## [EXERCISE]
Output as a JSON list of strings, one per line with blank lines left out, the records from the line with "taskbar-search-icon[interactable] (791, 842, 819, 870)" to the line with "power-icon[interactable] (1422, 185, 1447, 210)", both included.

## [SUPPLIED MATERIAL]
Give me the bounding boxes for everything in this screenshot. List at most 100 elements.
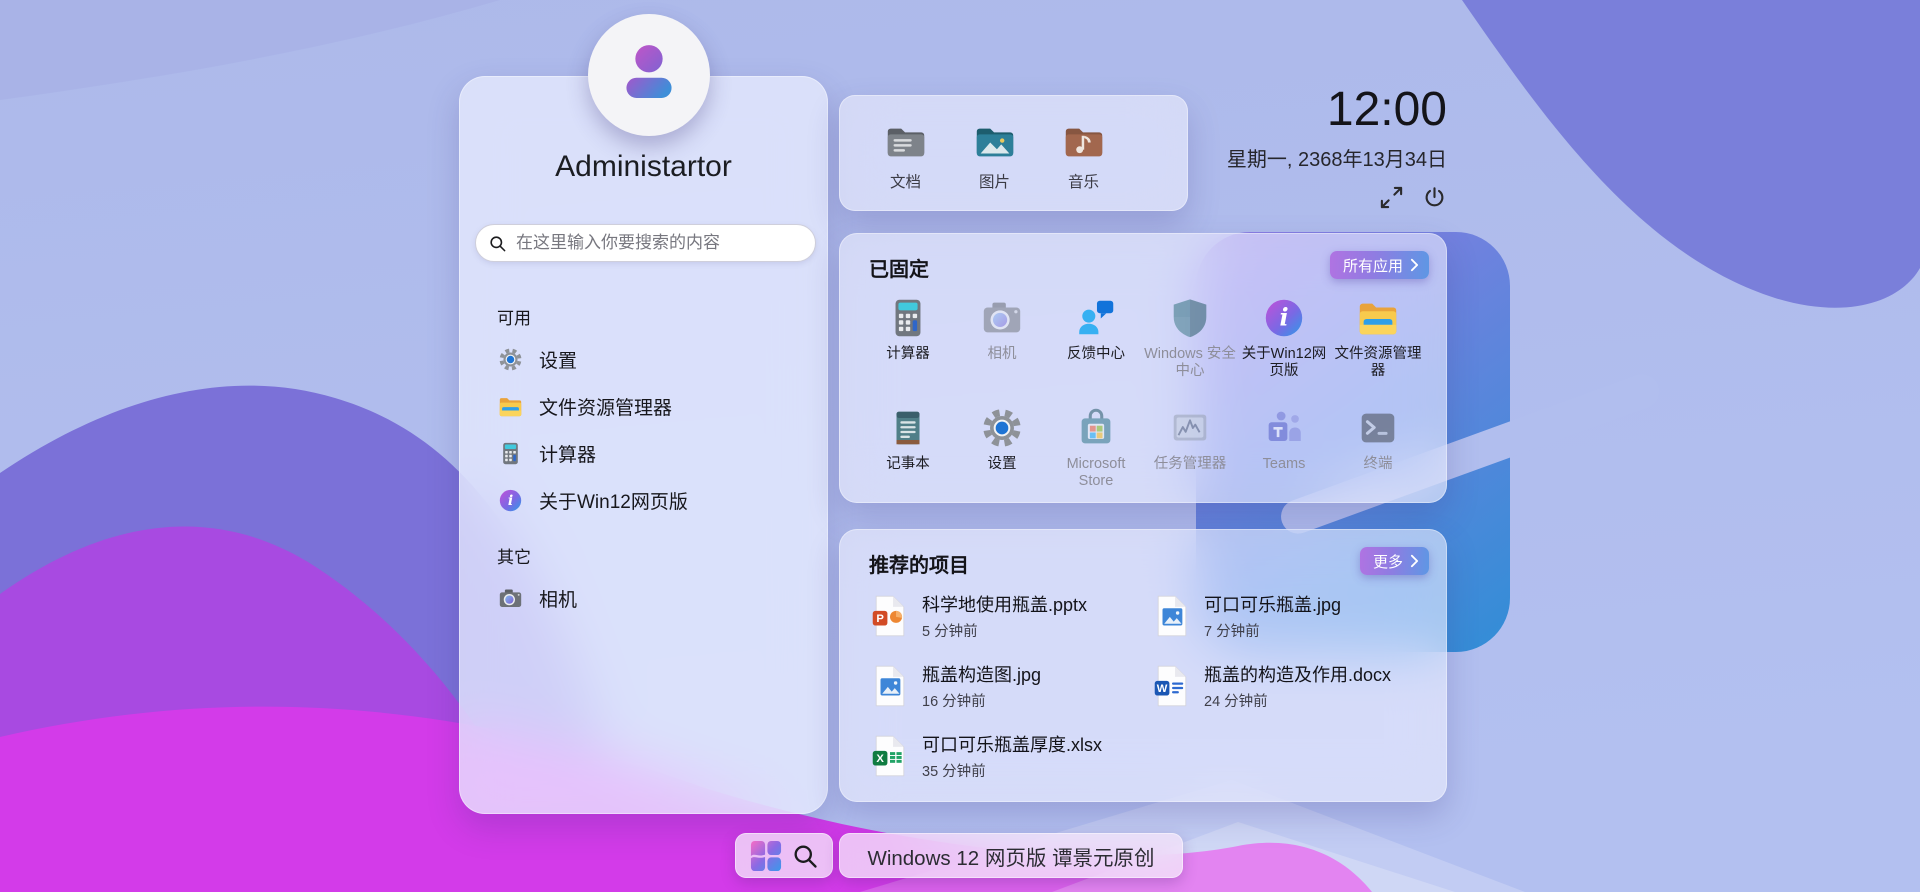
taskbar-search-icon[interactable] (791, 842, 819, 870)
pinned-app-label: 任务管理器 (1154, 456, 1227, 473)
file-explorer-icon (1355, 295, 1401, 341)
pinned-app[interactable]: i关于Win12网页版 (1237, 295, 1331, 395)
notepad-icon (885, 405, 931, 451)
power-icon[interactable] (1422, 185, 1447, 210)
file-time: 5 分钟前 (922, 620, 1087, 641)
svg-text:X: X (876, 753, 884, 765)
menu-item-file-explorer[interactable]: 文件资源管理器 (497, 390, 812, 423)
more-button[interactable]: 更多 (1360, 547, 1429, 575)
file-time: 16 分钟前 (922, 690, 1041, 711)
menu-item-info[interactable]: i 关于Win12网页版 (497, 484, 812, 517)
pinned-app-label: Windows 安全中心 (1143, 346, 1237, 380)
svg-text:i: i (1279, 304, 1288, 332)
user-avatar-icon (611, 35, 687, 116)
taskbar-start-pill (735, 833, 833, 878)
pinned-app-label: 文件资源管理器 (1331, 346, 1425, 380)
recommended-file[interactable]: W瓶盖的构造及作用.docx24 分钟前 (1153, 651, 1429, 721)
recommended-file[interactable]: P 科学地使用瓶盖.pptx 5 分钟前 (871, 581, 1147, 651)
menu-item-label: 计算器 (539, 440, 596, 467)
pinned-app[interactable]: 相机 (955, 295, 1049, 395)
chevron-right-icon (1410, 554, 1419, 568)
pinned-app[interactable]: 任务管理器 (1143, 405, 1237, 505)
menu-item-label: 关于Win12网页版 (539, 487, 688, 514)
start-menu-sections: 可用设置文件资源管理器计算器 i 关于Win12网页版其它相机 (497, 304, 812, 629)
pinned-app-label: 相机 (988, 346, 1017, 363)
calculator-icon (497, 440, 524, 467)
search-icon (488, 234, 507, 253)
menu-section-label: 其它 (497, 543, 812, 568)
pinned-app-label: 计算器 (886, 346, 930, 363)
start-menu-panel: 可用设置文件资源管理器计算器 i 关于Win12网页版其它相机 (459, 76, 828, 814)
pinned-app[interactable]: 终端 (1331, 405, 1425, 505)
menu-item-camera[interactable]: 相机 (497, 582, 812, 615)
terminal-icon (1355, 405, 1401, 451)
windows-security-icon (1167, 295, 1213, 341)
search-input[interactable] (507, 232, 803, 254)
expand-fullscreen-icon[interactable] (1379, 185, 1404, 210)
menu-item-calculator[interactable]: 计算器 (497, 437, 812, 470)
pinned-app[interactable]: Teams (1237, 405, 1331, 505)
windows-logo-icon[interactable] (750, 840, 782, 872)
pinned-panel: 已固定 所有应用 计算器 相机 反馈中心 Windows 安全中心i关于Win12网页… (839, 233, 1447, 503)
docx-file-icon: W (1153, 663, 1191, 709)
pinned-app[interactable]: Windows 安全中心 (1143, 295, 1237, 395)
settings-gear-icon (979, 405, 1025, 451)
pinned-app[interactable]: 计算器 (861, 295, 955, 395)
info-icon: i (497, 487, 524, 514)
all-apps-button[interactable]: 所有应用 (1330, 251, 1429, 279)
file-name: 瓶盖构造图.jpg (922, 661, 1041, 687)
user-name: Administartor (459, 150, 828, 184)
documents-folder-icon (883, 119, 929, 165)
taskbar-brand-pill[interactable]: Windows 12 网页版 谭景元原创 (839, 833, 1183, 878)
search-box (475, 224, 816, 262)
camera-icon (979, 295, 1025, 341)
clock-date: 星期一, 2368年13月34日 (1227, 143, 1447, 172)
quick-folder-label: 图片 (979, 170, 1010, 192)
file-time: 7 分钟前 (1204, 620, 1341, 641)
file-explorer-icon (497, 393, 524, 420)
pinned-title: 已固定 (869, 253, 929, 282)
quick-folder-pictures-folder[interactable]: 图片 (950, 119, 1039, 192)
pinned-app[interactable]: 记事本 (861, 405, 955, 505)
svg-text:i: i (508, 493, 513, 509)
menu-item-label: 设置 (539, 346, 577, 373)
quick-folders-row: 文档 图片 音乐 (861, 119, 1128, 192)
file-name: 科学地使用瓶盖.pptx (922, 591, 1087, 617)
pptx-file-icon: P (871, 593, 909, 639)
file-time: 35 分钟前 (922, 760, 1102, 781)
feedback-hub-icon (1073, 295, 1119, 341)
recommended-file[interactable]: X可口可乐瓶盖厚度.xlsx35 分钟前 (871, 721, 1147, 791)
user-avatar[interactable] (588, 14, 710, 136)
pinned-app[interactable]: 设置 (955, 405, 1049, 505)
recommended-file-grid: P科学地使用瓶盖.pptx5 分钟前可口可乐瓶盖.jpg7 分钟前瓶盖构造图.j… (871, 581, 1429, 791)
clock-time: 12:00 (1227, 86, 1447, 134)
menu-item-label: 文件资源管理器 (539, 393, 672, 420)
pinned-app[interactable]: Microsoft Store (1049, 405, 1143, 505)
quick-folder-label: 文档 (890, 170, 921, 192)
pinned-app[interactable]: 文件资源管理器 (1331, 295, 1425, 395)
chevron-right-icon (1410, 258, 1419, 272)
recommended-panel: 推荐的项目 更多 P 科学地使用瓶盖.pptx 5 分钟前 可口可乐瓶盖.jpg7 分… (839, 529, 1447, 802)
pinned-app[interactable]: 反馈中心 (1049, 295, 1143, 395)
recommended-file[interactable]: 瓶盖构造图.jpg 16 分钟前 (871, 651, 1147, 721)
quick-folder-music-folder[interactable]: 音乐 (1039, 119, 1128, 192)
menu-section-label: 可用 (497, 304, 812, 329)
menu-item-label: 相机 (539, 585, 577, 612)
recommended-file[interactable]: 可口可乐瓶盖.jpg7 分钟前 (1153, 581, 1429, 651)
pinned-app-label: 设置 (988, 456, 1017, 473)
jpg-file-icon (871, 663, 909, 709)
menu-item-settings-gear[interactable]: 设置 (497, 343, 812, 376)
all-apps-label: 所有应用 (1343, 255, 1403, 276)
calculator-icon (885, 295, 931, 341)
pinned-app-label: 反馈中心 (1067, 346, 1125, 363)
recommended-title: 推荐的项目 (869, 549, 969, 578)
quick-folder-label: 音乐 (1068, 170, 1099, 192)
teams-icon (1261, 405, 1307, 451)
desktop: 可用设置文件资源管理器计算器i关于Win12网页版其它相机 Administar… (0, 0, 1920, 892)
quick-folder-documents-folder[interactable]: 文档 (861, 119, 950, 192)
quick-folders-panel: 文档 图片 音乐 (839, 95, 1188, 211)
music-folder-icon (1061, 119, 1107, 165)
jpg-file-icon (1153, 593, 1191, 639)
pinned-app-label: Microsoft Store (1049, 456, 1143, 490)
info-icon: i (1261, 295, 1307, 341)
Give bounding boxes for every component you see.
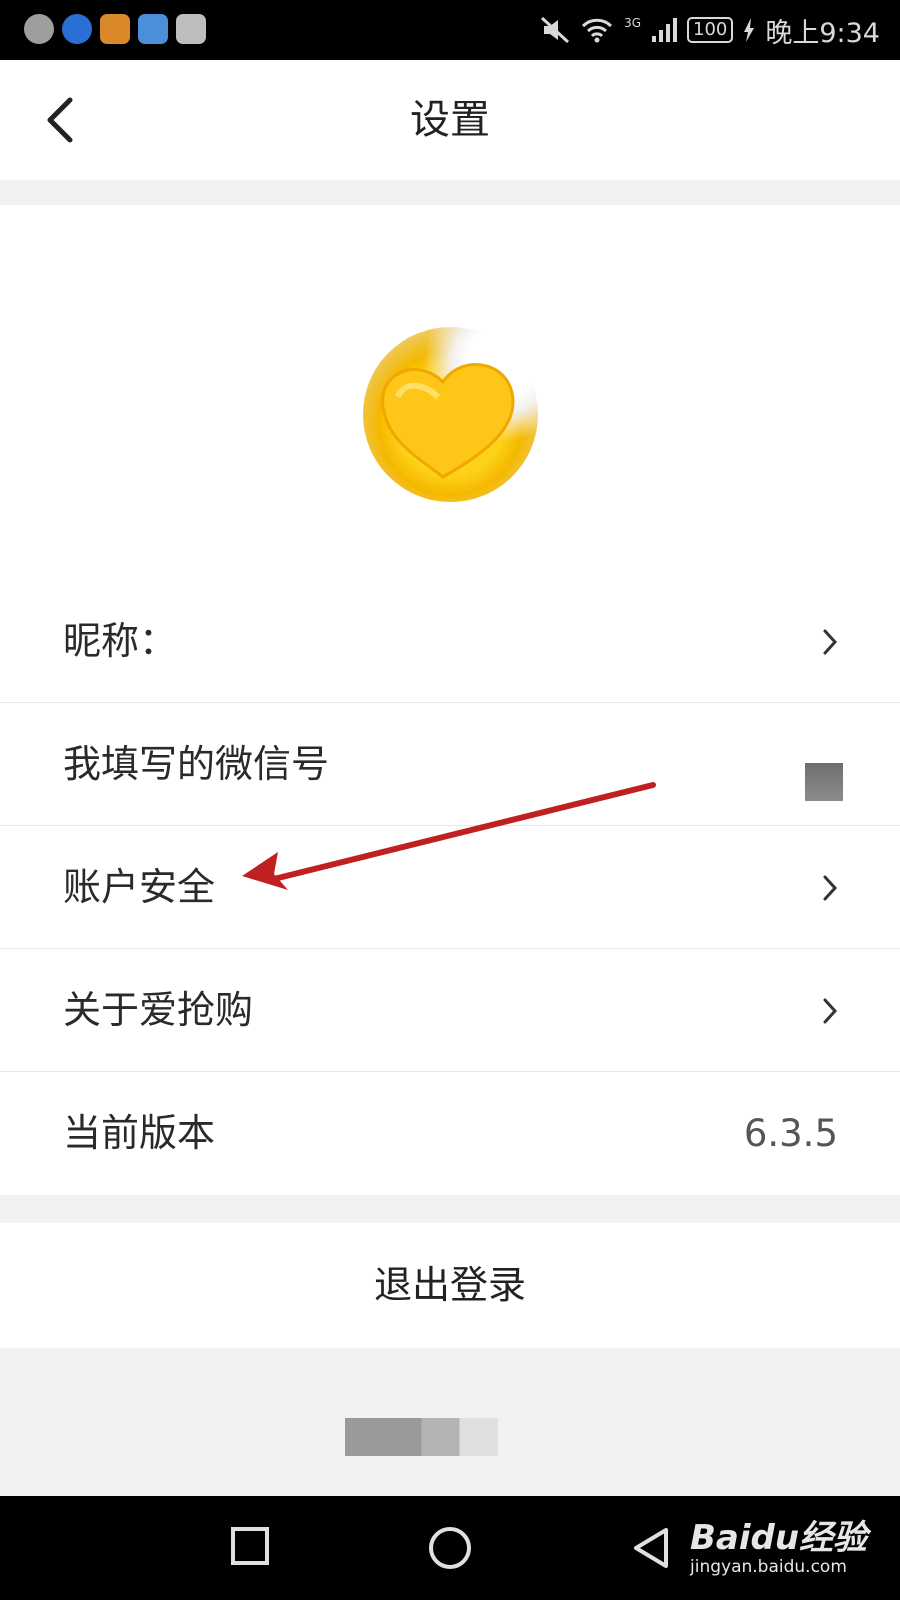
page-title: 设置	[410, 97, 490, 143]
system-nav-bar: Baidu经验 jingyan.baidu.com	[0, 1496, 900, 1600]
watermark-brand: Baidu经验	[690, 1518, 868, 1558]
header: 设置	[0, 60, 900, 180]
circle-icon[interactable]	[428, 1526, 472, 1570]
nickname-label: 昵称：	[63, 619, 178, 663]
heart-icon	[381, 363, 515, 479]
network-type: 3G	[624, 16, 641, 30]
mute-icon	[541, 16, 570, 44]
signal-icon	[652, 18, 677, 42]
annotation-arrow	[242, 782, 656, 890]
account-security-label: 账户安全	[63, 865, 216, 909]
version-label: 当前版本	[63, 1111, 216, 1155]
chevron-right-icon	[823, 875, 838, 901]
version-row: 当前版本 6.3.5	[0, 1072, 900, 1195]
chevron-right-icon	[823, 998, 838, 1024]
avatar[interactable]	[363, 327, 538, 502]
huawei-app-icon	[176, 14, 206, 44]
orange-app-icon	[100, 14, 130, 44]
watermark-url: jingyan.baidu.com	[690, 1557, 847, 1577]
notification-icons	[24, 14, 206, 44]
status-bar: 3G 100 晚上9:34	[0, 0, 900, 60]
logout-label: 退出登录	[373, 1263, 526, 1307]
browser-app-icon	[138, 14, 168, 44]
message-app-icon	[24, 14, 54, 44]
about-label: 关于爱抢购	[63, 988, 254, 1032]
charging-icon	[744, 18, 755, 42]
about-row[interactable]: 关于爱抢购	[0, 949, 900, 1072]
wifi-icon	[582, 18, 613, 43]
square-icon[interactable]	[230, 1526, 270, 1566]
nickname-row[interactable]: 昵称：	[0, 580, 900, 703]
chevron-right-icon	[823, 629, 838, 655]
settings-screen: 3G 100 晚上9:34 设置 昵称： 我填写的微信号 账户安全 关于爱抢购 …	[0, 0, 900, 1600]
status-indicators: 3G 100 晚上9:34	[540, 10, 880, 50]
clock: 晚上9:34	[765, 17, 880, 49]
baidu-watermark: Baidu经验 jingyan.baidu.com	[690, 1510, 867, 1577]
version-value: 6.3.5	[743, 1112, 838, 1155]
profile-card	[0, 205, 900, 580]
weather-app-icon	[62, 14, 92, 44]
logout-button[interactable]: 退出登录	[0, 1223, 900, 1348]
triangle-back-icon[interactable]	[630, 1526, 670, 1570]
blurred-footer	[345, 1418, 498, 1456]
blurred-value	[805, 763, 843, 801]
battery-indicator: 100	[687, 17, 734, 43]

## [EXERCISE ANSWER]
[
  "taskbar-search-icon[interactable] (791, 842, 819, 870)",
  "pinned-app-label: 任务管理器 (1154, 456, 1227, 473)",
  "file-explorer-icon (1355, 295, 1401, 341)",
  "pinned-app[interactable]: i关于Win12网页版 (1237, 295, 1331, 395)",
  "notepad-icon (885, 405, 931, 451)",
  "power-icon[interactable] (1422, 185, 1447, 210)"
]